- **Task statement**: Reproduce the entries word for word, and omit any picture you find in them.
Raw data start
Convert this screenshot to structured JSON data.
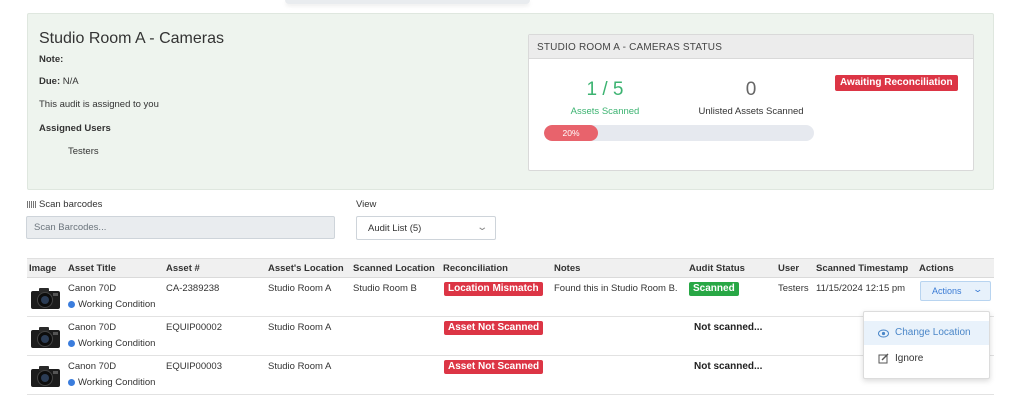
{
  "audit": {
    "title": "Studio Room A - Cameras",
    "note_label": "Note:",
    "due_label": "Due:",
    "due_value": "N/A",
    "assignment_text": "This audit is assigned to you",
    "assigned_users_label": "Assigned Users",
    "assigned_users": [
      "Testers"
    ]
  },
  "status_card": {
    "header": "STUDIO ROOM A - CAMERAS STATUS",
    "scanned_count": "1 / 5",
    "scanned_label": "Assets Scanned",
    "unlisted_count": "0",
    "unlisted_label": "Unlisted Assets Scanned",
    "status_badge": "Awaiting Reconciliation",
    "progress_percent": 20,
    "progress_label": "20%",
    "colors": {
      "progress": "#e8636c",
      "scanned": "#3cb371",
      "badge": "#dc3545"
    }
  },
  "scan": {
    "label": "Scan barcodes",
    "placeholder": "Scan Barcodes...",
    "icon": "barcode-icon"
  },
  "view": {
    "label": "View",
    "selected": "Audit List (5)"
  },
  "table": {
    "headers": [
      "Image",
      "Asset Title",
      "Asset #",
      "Asset's Location",
      "Scanned Location",
      "Reconciliation",
      "Notes",
      "Audit Status",
      "User",
      "Scanned Timestamp",
      "Actions"
    ],
    "rows": [
      {
        "title": "Canon 70D",
        "condition": "Working Condition",
        "asset_no": "CA-2389238",
        "location": "Studio Room A",
        "scanned_location": "Studio Room B",
        "reconciliation": "Location Mismatch",
        "notes": "Found this in Studio Room B.",
        "audit_status": "Scanned",
        "user": "Testers",
        "timestamp": "11/15/2024 12:15 pm",
        "actions": "Actions"
      },
      {
        "title": "Canon 70D",
        "condition": "Working Condition",
        "asset_no": "EQUIP00002",
        "location": "Studio Room A",
        "scanned_location": "",
        "reconciliation": "Asset Not Scanned",
        "notes": "",
        "audit_status": "Not scanned...",
        "user": "",
        "timestamp": ""
      },
      {
        "title": "Canon 70D",
        "condition": "Working Condition",
        "asset_no": "EQUIP00003",
        "location": "Studio Room A",
        "scanned_location": "",
        "reconciliation": "Asset Not Scanned",
        "notes": "",
        "audit_status": "Not scanned...",
        "user": "",
        "timestamp": ""
      }
    ]
  },
  "actions_menu": {
    "items": [
      {
        "label": "Change Location",
        "icon": "eye-icon"
      },
      {
        "label": "Ignore",
        "icon": "edit-icon"
      }
    ]
  }
}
Raw data end
- **Solution to the exercise**:
Convert this screenshot to structured JSON data.
{
  "audit": {
    "title": "Studio Room A - Cameras",
    "note_label": "Note:",
    "due_label": "Due:",
    "due_value": "N/A",
    "assignment_text": "This audit is assigned to you",
    "assigned_users_label": "Assigned Users",
    "assigned_users": [
      "Testers"
    ]
  },
  "status_card": {
    "header": "STUDIO ROOM A - CAMERAS STATUS",
    "scanned_count": "1 / 5",
    "scanned_label": "Assets Scanned",
    "unlisted_count": "0",
    "unlisted_label": "Unlisted Assets Scanned",
    "status_badge": "Awaiting Reconciliation",
    "progress_percent": 20,
    "progress_label": "20%",
    "colors": {
      "progress": "#e8636c",
      "scanned": "#3cb371",
      "badge": "#dc3545"
    }
  },
  "scan": {
    "label": "Scan barcodes",
    "placeholder": "Scan Barcodes...",
    "icon": "barcode-icon"
  },
  "view": {
    "label": "View",
    "selected": "Audit List (5)"
  },
  "table": {
    "headers": [
      "Image",
      "Asset Title",
      "Asset #",
      "Asset's Location",
      "Scanned Location",
      "Reconciliation",
      "Notes",
      "Audit Status",
      "User",
      "Scanned Timestamp",
      "Actions"
    ],
    "rows": [
      {
        "title": "Canon 70D",
        "condition": "Working Condition",
        "asset_no": "CA-2389238",
        "location": "Studio Room A",
        "scanned_location": "Studio Room B",
        "reconciliation": "Location Mismatch",
        "notes": "Found this in Studio Room B.",
        "audit_status": "Scanned",
        "user": "Testers",
        "timestamp": "11/15/2024 12:15 pm",
        "actions": "Actions"
      },
      {
        "title": "Canon 70D",
        "condition": "Working Condition",
        "asset_no": "EQUIP00002",
        "location": "Studio Room A",
        "scanned_location": "",
        "reconciliation": "Asset Not Scanned",
        "notes": "",
        "audit_status": "Not scanned...",
        "user": "",
        "timestamp": ""
      },
      {
        "title": "Canon 70D",
        "condition": "Working Condition",
        "asset_no": "EQUIP00003",
        "location": "Studio Room A",
        "scanned_location": "",
        "reconciliation": "Asset Not Scanned",
        "notes": "",
        "audit_status": "Not scanned...",
        "user": "",
        "timestamp": ""
      }
    ]
  },
  "actions_menu": {
    "items": [
      {
        "label": "Change Location",
        "icon": "eye-icon"
      },
      {
        "label": "Ignore",
        "icon": "edit-icon"
      }
    ]
  }
}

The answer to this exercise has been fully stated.